STATED TASK
Extract the complete data exactly as given.

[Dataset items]
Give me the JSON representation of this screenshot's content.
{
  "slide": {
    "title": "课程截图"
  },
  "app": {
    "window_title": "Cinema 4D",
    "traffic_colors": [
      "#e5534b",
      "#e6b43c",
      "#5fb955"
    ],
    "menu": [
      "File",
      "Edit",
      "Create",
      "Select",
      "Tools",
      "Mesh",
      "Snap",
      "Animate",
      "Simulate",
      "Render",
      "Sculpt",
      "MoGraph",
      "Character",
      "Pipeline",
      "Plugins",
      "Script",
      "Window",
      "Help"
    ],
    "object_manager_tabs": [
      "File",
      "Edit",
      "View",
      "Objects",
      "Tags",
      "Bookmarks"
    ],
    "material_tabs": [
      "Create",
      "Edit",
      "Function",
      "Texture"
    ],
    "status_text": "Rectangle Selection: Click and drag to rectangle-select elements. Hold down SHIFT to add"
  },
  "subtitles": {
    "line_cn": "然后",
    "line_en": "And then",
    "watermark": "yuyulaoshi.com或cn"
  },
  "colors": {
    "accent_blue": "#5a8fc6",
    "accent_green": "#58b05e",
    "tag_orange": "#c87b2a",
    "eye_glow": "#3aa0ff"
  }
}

OUTPUT
Give me the JSON representation of this screenshot's content.
{
  "slide": {
    "title": "课程截图"
  },
  "app": {
    "window_title": "Cinema 4D",
    "traffic_colors": [
      "#e5534b",
      "#e6b43c",
      "#5fb955"
    ],
    "menu": [
      "File",
      "Edit",
      "Create",
      "Select",
      "Tools",
      "Mesh",
      "Snap",
      "Animate",
      "Simulate",
      "Render",
      "Sculpt",
      "MoGraph",
      "Character",
      "Pipeline",
      "Plugins",
      "Script",
      "Window",
      "Help"
    ],
    "object_manager_tabs": [
      "File",
      "Edit",
      "View",
      "Objects",
      "Tags",
      "Bookmarks"
    ],
    "material_tabs": [
      "Create",
      "Edit",
      "Function",
      "Texture"
    ],
    "status_text": "Rectangle Selection: Click and drag to rectangle-select elements. Hold down SHIFT to add"
  },
  "subtitles": {
    "line_cn": "然后",
    "line_en": "And then",
    "watermark": "yuyulaoshi.com或cn"
  },
  "colors": {
    "accent_blue": "#5a8fc6",
    "accent_green": "#58b05e",
    "tag_orange": "#c87b2a",
    "eye_glow": "#3aa0ff"
  }
}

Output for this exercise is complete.